Given entries ::
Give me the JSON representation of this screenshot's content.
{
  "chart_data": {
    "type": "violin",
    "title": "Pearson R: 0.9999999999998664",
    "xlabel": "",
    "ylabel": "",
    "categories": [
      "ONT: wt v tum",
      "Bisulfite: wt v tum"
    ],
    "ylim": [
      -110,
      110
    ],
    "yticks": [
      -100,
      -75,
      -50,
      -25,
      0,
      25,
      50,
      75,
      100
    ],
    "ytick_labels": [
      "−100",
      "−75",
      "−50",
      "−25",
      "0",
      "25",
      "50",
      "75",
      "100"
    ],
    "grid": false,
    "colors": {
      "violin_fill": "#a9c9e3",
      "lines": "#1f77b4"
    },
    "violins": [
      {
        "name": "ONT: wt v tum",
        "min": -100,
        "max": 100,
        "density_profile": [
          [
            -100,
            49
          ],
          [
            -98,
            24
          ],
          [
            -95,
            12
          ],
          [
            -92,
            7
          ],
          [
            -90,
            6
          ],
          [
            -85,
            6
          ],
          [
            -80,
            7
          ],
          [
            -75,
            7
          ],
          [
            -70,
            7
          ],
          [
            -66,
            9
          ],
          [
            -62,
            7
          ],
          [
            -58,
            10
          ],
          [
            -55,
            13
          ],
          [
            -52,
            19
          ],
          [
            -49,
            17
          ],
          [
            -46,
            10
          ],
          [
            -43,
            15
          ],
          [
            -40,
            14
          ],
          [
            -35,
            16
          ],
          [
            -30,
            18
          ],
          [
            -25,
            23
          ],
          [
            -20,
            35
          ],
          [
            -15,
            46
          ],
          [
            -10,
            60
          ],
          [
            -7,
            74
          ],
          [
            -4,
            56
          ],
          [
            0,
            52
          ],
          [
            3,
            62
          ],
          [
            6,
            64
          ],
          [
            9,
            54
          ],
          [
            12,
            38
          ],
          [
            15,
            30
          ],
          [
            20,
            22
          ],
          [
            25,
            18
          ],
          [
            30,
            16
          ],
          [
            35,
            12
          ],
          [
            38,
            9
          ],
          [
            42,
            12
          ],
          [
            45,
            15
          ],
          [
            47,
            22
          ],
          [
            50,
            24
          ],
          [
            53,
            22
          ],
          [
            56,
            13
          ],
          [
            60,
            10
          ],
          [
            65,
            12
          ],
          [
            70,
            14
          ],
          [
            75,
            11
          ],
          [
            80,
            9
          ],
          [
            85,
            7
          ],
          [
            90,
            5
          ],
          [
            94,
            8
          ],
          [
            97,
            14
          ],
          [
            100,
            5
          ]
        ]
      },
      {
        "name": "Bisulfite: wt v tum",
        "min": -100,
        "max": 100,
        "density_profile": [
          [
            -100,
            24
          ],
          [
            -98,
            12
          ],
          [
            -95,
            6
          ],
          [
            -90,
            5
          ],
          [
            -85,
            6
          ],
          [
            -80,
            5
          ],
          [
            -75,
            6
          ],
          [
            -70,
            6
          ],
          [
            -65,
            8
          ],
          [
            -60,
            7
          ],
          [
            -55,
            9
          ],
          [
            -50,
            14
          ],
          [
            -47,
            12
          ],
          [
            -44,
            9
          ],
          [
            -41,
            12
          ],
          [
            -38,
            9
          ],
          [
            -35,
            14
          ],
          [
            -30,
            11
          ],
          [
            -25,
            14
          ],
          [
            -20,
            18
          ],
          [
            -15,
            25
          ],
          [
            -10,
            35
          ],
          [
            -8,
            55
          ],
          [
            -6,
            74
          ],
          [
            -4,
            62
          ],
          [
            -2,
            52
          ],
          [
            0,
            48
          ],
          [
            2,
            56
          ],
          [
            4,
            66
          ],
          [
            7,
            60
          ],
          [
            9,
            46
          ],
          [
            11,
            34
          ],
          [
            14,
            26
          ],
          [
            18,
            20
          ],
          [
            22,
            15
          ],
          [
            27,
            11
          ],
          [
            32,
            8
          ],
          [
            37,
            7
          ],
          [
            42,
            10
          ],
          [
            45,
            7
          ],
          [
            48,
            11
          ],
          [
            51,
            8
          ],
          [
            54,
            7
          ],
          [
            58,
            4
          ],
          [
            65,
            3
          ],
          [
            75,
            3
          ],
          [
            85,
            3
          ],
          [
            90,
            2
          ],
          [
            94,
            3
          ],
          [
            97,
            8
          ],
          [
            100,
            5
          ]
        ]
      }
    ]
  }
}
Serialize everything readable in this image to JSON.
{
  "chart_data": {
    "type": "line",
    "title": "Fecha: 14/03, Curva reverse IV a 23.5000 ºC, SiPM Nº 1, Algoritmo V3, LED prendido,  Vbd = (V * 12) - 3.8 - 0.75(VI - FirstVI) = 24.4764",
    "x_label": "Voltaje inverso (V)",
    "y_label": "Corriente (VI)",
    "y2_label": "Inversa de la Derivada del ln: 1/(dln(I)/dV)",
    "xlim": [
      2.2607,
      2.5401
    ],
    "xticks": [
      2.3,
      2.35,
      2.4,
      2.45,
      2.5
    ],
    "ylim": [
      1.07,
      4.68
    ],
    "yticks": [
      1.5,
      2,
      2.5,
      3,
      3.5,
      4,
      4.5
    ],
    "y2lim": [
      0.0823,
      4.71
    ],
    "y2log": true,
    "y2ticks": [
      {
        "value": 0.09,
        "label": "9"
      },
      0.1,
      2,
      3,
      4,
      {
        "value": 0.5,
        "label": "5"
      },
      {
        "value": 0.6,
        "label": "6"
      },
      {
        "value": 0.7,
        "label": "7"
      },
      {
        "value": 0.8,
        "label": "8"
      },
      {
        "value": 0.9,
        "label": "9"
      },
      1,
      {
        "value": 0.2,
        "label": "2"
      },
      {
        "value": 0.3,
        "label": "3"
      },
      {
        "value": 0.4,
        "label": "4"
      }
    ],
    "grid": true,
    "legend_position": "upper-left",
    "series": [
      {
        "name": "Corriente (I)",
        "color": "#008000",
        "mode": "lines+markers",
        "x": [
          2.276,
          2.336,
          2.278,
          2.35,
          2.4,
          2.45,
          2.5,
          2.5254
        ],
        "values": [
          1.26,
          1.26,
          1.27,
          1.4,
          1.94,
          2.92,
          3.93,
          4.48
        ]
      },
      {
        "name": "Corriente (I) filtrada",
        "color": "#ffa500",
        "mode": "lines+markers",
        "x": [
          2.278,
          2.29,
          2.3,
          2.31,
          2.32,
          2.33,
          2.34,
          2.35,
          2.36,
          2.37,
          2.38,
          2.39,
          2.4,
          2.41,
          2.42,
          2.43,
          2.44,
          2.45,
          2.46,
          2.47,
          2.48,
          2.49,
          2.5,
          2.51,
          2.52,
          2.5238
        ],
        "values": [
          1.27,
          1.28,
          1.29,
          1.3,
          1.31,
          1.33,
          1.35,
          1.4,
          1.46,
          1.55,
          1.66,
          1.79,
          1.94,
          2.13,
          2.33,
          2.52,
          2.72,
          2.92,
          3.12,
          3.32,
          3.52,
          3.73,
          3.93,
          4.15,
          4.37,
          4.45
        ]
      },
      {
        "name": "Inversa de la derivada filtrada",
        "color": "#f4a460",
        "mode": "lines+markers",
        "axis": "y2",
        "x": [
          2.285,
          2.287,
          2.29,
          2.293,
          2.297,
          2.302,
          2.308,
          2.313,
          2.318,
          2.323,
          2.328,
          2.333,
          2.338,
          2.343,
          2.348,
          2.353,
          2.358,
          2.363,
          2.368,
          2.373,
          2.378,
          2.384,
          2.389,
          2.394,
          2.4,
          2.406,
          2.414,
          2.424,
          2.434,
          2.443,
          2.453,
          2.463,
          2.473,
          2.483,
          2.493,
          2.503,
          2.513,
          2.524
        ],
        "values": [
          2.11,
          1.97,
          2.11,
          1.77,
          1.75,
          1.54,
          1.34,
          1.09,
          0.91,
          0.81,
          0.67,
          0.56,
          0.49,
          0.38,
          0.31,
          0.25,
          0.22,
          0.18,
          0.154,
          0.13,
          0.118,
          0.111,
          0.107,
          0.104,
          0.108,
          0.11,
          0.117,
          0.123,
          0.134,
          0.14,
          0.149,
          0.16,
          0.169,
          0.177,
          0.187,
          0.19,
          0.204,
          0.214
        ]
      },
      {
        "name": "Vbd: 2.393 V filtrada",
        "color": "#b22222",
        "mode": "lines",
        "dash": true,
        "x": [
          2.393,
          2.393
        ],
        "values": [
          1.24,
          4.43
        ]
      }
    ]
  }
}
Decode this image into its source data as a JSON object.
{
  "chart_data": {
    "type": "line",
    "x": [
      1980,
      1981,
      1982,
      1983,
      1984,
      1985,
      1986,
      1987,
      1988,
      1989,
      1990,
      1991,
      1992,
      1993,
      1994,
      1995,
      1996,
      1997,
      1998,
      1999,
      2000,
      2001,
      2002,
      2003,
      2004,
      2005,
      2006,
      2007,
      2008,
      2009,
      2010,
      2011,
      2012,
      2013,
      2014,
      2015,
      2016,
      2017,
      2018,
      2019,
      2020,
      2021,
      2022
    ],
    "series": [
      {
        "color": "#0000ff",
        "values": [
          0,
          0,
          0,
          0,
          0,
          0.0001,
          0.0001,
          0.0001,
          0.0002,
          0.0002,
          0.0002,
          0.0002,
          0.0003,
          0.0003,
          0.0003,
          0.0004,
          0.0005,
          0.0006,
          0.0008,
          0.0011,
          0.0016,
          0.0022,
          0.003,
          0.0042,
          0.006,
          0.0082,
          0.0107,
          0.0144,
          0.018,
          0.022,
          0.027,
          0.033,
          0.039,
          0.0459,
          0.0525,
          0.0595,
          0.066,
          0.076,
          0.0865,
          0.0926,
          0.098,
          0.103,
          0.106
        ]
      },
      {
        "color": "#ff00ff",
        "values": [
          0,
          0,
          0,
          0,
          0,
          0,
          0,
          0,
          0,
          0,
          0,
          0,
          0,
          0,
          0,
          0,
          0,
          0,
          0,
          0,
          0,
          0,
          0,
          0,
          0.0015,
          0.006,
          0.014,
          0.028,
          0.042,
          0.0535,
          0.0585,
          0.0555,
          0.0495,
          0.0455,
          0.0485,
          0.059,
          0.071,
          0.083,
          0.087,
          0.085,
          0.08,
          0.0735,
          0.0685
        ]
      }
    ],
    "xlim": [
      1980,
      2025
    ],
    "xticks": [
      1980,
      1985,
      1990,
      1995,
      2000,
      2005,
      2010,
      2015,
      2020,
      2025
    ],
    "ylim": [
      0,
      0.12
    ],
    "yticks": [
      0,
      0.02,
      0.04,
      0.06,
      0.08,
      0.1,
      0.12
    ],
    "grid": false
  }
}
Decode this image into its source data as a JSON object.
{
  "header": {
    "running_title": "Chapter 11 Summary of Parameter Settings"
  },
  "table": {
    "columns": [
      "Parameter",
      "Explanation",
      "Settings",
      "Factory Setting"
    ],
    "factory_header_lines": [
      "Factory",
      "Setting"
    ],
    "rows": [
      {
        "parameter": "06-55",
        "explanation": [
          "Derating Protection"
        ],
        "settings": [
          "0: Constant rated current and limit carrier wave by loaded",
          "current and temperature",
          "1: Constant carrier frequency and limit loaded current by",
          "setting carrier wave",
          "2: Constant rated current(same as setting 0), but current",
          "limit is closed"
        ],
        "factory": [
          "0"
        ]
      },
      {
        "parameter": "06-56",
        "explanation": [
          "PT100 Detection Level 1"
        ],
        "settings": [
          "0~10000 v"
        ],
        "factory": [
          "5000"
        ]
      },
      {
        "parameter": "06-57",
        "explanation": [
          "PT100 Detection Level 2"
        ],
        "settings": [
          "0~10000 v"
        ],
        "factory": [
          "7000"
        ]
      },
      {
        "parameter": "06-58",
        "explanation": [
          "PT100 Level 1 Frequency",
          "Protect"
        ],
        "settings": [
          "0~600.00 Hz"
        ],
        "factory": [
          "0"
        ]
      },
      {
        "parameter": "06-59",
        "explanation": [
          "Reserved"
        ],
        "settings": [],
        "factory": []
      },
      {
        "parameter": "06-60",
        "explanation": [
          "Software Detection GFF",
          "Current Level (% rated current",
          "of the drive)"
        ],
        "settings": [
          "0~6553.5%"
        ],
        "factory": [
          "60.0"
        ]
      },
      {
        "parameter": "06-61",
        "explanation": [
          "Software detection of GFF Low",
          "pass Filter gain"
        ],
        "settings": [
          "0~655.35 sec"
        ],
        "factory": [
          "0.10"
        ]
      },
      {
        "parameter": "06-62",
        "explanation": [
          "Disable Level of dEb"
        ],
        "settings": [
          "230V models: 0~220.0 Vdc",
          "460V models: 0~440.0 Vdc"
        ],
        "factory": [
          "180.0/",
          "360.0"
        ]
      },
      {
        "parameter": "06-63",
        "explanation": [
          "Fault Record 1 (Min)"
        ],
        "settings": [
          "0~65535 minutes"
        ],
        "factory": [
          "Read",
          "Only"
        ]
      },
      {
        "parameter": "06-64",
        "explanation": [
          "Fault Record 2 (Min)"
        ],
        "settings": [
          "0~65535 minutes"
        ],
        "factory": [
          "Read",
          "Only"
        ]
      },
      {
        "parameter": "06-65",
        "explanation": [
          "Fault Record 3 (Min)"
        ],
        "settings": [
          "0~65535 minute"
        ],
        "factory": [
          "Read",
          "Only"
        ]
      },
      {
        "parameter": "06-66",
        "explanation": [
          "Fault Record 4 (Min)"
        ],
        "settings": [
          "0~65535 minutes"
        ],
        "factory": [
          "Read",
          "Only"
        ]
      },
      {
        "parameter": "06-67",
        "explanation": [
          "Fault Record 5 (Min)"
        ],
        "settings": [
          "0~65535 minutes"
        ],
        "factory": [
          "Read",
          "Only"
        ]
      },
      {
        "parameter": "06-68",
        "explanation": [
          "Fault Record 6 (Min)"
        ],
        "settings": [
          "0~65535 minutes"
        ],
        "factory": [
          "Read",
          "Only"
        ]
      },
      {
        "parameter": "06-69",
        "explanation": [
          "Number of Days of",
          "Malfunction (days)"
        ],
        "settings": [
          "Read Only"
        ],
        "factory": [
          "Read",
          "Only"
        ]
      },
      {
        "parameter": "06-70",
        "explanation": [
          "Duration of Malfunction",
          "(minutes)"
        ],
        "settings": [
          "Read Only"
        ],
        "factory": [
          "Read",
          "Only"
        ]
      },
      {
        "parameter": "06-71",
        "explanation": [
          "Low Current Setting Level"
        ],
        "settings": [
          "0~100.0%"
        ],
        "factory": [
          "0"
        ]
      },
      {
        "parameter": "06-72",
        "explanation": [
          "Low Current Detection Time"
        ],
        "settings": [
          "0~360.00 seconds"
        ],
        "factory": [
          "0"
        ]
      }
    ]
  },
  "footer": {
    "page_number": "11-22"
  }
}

Task to carry out ::
Work through the records line by line and tally those holding "Malfunction". Reply with the number alone.

Solution for this task ::
2